To be done
Write out each line beneath this one exactly as it reads.
** begin Supplied material **
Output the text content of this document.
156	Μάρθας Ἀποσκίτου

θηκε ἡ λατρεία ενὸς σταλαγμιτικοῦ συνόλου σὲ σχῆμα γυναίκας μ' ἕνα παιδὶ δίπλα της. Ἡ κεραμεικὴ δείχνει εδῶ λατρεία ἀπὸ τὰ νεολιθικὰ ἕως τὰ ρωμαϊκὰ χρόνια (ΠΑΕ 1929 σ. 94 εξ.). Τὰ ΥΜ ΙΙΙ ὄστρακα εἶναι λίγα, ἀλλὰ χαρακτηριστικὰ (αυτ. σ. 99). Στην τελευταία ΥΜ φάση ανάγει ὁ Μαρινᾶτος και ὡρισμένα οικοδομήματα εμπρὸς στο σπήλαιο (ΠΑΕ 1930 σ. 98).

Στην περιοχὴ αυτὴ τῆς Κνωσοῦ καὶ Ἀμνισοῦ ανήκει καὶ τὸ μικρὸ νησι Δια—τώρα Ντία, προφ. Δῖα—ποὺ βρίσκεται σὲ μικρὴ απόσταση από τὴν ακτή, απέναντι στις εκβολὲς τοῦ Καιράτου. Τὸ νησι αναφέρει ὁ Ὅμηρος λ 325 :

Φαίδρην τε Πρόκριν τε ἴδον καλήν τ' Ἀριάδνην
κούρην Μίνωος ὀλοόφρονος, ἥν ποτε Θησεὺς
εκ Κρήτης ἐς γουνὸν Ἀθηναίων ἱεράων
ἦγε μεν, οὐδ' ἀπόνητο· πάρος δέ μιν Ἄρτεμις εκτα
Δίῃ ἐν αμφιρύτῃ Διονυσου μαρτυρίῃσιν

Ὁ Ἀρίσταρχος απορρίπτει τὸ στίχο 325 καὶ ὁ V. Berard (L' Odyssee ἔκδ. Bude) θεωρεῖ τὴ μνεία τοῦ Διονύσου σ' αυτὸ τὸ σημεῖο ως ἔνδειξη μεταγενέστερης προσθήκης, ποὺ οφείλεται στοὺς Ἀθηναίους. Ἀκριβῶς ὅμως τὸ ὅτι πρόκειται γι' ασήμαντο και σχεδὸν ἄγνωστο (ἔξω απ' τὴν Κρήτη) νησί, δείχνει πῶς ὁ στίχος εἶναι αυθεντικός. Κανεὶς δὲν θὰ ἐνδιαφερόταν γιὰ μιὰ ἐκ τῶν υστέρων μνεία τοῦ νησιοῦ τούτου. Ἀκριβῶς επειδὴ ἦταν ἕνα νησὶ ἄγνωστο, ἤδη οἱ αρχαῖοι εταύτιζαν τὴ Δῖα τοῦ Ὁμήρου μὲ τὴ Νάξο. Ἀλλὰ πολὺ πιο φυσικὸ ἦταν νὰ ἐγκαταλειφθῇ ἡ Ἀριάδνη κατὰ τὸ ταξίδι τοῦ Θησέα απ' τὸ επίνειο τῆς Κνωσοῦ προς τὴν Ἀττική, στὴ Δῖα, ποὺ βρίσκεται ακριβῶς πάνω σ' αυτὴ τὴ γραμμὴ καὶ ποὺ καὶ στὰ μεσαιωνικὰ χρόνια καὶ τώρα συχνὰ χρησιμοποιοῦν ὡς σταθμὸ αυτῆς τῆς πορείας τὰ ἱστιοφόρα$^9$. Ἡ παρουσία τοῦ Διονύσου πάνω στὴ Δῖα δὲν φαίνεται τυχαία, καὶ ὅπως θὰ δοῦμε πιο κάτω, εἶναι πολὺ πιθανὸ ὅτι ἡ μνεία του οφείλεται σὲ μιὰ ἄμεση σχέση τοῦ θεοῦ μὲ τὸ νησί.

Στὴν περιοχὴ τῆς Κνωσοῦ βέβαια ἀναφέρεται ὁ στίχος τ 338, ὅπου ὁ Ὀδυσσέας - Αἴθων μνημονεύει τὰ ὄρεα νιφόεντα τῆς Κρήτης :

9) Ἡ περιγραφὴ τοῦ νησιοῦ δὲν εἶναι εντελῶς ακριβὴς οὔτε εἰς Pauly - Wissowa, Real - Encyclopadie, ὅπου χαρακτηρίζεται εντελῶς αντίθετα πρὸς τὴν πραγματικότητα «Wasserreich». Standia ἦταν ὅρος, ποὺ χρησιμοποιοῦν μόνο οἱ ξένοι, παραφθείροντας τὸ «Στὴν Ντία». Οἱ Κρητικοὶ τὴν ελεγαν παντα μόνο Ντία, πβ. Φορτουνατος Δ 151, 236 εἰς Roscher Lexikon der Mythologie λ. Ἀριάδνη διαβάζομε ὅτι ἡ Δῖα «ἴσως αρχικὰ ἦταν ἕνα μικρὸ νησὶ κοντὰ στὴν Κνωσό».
** end Supplied material **
Correct response
Output the text content of this document.
156	Μάρθας Ἀποσκίτου

θηκε ἡ λατρεία ενὸς σταλαγμιτικοῦ συνόλου σὲ σχῆμα γυναίκας μ' ἕνα παιδὶ δίπλα της. Ἡ κεραμεικὴ δείχνει εδῶ λατρεία ἀπὸ τὰ νεολιθικὰ ἕως τὰ ρωμαϊκὰ χρόνια (ΠΑΕ 1929 σ. 94 εξ.). Τὰ ΥΜ ΙΙΙ ὄστρακα εἶναι λίγα, ἀλλὰ χαρακτηριστικὰ (αυτ. σ. 99). Στην τελευταία ΥΜ φάση ανάγει ὁ Μαρινᾶτος και ὡρισμένα οικοδομήματα εμπρὸς στο σπήλαιο (ΠΑΕ 1930 σ. 98).

Στην περιοχὴ αυτὴ τῆς Κνωσοῦ καὶ Ἀμνισοῦ ανήκει καὶ τὸ μικρὸ νησι Δια—τώρα Ντία, προφ. Δῖα—ποὺ βρίσκεται σὲ μικρὴ απόσταση από τὴν ακτή, απέναντι στις εκβολὲς τοῦ Καιράτου. Τὸ νησι αναφέρει ὁ Ὅμηρος λ 325 :

Φαίδρην τε Πρόκριν τε ἴδον καλήν τ' Ἀριάδνην
κούρην Μίνωος ὀλοόφρονος, ἥν ποτε Θησεὺς
εκ Κρήτης ἐς γουνὸν Ἀθηναίων ἱεράων
ἦγε μεν, οὐδ' ἀπόνητο· πάρος δέ μιν Ἄρτεμις εκτα
Δίῃ ἐν αμφιρύτῃ Διονυσου μαρτυρίῃσιν

Ὁ Ἀρίσταρχος απορρίπτει τὸ στίχο 325 καὶ ὁ V. Berard (L' Odyssee ἔκδ. Bude) θεωρεῖ τὴ μνεία τοῦ Διονύσου σ' αυτὸ τὸ σημεῖο ως ἔνδειξη μεταγενέστερης προσθήκης, ποὺ οφείλεται στοὺς Ἀθηναίους. Ἀκριβῶς ὅμως τὸ ὅτι πρόκειται γι' ασήμαντο και σχεδὸν ἄγνωστο (ἔξω απ' τὴν Κρήτη) νησί, δείχνει πῶς ὁ στίχος εἶναι αυθεντικός. Κανεὶς δὲν θὰ ἐνδιαφερόταν γιὰ μιὰ ἐκ τῶν υστέρων μνεία τοῦ νησιοῦ τούτου. Ἀκριβῶς επειδὴ ἦταν ἕνα νησὶ ἄγνωστο, ἤδη οἱ αρχαῖοι εταύτιζαν τὴ Δῖα τοῦ Ὁμήρου μὲ τὴ Νάξο. Ἀλλὰ πολὺ πιο φυσικὸ ἦταν νὰ ἐγκαταλειφθῇ ἡ Ἀριάδνη κατὰ τὸ ταξίδι τοῦ Θησέα απ' τὸ επίνειο τῆς Κνωσοῦ προς τὴν Ἀττική, στὴ Δῖα, ποὺ βρίσκεται ακριβῶς πάνω σ' αυτὴ τὴ γραμμὴ καὶ ποὺ καὶ στὰ μεσαιωνικὰ χρόνια καὶ τώρα συχνὰ χρησιμοποιοῦν ὡς σταθμὸ αυτῆς τῆς πορείας τὰ ἱστιοφόρα$^9$. Ἡ παρουσία τοῦ Διονύσου πάνω στὴ Δῖα δὲν φαίνεται τυχαία, καὶ ὅπως θὰ δοῦμε πιο κάτω, εἶναι πολὺ πιθανὸ ὅτι ἡ μνεία του οφείλεται σὲ μιὰ ἄμεση σχέση τοῦ θεοῦ μὲ τὸ νησί.

Στὴν περιοχὴ τῆς Κνωσοῦ βέβαια ἀναφέρεται ὁ στίχος τ 338, ὅπου ὁ Ὀδυσσέας - Αἴθων μνημονεύει τὰ ὄρεα νιφόεντα τῆς Κρήτης :

9) Ἡ περιγραφὴ τοῦ νησιοῦ δὲν εἶναι εντελῶς ακριβὴς οὔτε εἰς Pauly - Wissowa, Real - Encyclopadie, ὅπου χαρακτηρίζεται εντελῶς αντίθετα πρὸς τὴν πραγματικότητα «Wasserreich». Standia ἦταν ὅρος, ποὺ χρησιμοποιοῦν μόνο οἱ ξένοι, παραφθείροντας τὸ «Στὴν Ντία». Οἱ Κρητικοὶ τὴν ελεγαν παντα μόνο Ντία, πβ. Φορτουνατος Δ 151, 236 εἰς Roscher Lexikon der Mythologie λ. Ἀριάδνη διαβάζομε ὅτι ἡ Δῖα «ἴσως αρχικὰ ἦταν ἕνα μικρὸ νησὶ κοντὰ στὴν Κνωσό».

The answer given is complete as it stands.